§ **What to do**
Which lines hold the word "value"? Show each of them.

§ **Entries shown**
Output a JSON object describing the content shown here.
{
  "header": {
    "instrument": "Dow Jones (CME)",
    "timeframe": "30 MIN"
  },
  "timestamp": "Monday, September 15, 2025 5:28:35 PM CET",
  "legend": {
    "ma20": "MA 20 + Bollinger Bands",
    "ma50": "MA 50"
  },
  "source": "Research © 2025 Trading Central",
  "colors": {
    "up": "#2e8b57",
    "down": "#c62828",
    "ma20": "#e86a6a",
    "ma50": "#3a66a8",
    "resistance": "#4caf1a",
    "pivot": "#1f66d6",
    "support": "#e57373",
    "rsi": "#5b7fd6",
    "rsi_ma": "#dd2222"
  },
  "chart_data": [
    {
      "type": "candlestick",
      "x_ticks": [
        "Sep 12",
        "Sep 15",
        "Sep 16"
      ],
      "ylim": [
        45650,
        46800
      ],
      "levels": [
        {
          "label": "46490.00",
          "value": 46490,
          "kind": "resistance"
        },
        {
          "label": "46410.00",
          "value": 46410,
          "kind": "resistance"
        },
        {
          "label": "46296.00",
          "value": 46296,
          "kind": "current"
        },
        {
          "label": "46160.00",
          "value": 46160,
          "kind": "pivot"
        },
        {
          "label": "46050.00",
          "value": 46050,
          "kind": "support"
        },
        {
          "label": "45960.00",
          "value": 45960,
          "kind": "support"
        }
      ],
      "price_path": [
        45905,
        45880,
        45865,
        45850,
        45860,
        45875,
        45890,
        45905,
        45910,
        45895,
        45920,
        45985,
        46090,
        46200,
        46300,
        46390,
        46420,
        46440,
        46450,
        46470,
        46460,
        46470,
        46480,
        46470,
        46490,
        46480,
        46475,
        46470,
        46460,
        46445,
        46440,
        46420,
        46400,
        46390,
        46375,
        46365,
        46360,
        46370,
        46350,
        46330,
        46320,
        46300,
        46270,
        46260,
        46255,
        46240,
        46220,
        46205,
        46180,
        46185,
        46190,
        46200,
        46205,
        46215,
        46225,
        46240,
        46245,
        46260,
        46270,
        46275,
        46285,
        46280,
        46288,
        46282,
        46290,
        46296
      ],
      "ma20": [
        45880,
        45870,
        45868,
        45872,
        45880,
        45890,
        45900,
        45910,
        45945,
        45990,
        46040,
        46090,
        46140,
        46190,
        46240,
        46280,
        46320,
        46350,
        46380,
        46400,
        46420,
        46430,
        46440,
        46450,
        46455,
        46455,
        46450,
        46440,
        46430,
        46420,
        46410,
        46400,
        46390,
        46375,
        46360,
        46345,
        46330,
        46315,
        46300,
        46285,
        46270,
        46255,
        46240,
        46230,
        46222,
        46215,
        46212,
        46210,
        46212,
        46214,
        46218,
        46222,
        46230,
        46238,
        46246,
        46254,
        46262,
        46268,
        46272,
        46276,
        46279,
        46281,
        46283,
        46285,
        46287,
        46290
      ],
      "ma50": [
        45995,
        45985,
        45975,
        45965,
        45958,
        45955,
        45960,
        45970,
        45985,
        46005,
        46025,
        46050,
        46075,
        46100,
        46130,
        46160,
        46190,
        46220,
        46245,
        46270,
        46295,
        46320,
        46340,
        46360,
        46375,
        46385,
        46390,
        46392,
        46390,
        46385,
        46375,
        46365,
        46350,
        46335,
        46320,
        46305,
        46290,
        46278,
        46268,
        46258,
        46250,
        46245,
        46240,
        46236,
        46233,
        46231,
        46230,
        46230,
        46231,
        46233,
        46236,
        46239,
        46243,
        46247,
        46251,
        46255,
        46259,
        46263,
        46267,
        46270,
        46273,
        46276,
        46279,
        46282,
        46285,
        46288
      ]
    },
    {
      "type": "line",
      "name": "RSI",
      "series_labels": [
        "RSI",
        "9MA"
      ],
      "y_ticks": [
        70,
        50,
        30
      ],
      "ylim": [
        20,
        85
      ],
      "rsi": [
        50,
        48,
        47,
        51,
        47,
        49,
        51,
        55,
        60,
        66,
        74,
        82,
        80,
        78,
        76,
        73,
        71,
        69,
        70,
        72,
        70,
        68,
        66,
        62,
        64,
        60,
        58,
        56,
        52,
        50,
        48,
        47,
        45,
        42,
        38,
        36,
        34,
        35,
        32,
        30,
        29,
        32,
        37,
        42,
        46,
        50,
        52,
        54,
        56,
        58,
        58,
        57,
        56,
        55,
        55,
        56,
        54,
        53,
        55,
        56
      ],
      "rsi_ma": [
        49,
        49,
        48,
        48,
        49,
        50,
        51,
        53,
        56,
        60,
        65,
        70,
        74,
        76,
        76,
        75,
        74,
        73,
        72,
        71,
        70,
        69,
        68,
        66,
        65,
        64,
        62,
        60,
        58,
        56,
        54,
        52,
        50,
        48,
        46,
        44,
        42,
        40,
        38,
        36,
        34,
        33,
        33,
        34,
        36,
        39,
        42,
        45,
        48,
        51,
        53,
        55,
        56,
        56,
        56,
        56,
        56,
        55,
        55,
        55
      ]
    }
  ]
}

§ **Response**
          "value": 46490,
          "value": 46410,
          "value": 46296,
          "value": 46160,
          "value": 46050,
          "value": 45960,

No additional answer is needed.